-- start of DATA SECTION --
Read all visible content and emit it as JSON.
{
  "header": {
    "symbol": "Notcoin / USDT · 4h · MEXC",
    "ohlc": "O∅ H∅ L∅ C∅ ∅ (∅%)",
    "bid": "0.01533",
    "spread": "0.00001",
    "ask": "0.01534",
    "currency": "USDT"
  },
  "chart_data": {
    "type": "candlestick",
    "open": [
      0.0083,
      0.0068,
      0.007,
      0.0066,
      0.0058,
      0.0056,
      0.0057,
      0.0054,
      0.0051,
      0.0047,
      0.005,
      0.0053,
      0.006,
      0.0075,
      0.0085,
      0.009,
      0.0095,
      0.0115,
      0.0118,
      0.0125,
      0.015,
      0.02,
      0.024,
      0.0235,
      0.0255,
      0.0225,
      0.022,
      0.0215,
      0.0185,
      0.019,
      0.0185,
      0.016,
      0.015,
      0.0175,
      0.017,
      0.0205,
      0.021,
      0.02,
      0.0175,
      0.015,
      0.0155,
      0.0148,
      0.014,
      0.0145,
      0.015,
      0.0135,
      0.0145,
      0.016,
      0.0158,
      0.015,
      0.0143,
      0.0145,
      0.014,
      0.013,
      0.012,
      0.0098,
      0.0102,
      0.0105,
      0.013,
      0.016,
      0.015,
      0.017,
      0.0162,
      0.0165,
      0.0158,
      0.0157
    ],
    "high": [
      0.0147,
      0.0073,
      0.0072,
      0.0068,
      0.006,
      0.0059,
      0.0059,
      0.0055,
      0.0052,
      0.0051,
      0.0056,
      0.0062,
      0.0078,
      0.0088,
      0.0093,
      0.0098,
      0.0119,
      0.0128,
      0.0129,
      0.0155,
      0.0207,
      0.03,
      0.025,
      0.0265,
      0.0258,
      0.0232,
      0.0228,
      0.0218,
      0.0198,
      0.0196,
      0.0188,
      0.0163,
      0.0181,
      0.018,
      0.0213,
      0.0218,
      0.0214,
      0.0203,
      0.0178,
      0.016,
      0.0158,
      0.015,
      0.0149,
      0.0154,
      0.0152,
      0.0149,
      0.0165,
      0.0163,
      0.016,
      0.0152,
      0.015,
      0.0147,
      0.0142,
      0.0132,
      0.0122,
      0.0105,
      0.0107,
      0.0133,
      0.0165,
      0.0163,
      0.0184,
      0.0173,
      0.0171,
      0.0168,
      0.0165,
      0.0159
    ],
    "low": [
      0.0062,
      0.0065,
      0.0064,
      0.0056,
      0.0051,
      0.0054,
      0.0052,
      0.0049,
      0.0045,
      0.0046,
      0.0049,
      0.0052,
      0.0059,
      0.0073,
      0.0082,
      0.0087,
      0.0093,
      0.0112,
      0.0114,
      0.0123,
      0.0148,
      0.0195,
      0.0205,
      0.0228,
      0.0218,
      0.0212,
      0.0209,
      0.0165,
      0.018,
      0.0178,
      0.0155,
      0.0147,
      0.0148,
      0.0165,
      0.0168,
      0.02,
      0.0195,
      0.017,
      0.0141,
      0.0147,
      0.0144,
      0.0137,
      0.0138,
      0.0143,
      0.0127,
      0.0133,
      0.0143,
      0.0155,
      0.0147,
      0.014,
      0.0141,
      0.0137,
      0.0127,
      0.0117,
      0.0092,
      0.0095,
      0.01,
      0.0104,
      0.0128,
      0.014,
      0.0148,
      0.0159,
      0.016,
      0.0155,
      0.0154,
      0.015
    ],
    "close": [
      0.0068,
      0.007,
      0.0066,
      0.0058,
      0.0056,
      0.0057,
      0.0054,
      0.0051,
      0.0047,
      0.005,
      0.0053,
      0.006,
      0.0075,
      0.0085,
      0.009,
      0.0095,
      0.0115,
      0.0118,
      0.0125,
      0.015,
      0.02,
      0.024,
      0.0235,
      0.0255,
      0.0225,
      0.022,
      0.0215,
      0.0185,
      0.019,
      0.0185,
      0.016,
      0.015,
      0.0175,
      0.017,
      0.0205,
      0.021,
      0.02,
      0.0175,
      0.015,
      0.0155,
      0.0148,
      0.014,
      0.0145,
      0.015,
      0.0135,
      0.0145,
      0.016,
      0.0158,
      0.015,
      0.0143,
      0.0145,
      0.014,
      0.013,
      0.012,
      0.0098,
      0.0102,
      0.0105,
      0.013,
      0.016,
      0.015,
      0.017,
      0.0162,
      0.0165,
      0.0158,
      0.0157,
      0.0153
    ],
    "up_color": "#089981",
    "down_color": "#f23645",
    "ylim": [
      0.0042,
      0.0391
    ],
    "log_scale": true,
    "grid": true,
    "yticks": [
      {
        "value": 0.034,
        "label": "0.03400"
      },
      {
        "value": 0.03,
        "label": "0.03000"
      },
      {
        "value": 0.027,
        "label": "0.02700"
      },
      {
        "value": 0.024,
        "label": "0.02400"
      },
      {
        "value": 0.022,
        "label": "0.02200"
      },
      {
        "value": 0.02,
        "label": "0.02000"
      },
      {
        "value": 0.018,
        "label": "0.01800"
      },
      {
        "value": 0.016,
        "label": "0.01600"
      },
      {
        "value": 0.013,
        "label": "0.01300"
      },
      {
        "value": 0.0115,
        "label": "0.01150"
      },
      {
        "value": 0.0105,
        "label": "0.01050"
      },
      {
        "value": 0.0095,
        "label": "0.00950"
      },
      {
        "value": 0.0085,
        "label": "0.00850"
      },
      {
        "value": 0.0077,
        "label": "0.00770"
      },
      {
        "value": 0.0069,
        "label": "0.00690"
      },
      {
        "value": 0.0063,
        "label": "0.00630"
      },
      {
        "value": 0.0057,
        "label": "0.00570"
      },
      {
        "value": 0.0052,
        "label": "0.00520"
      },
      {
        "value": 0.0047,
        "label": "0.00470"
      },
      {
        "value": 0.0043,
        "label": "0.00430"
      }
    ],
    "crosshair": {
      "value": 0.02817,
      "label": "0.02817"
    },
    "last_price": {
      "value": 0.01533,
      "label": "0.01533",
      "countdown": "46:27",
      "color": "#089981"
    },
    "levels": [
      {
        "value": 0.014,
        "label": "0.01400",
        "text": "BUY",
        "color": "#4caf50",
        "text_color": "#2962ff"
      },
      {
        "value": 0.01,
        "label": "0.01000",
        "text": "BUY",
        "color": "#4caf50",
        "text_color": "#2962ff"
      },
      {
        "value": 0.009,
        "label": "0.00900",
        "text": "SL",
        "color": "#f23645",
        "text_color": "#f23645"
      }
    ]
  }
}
-- end of DATA SECTION --
* _TASK TO COMPLETE_: Copy out all lines above that include the string "USDT".

* _OUTPUT_:
    "symbol": "Notcoin / USDT · 4h · MEXC",
    "currency": "USDT"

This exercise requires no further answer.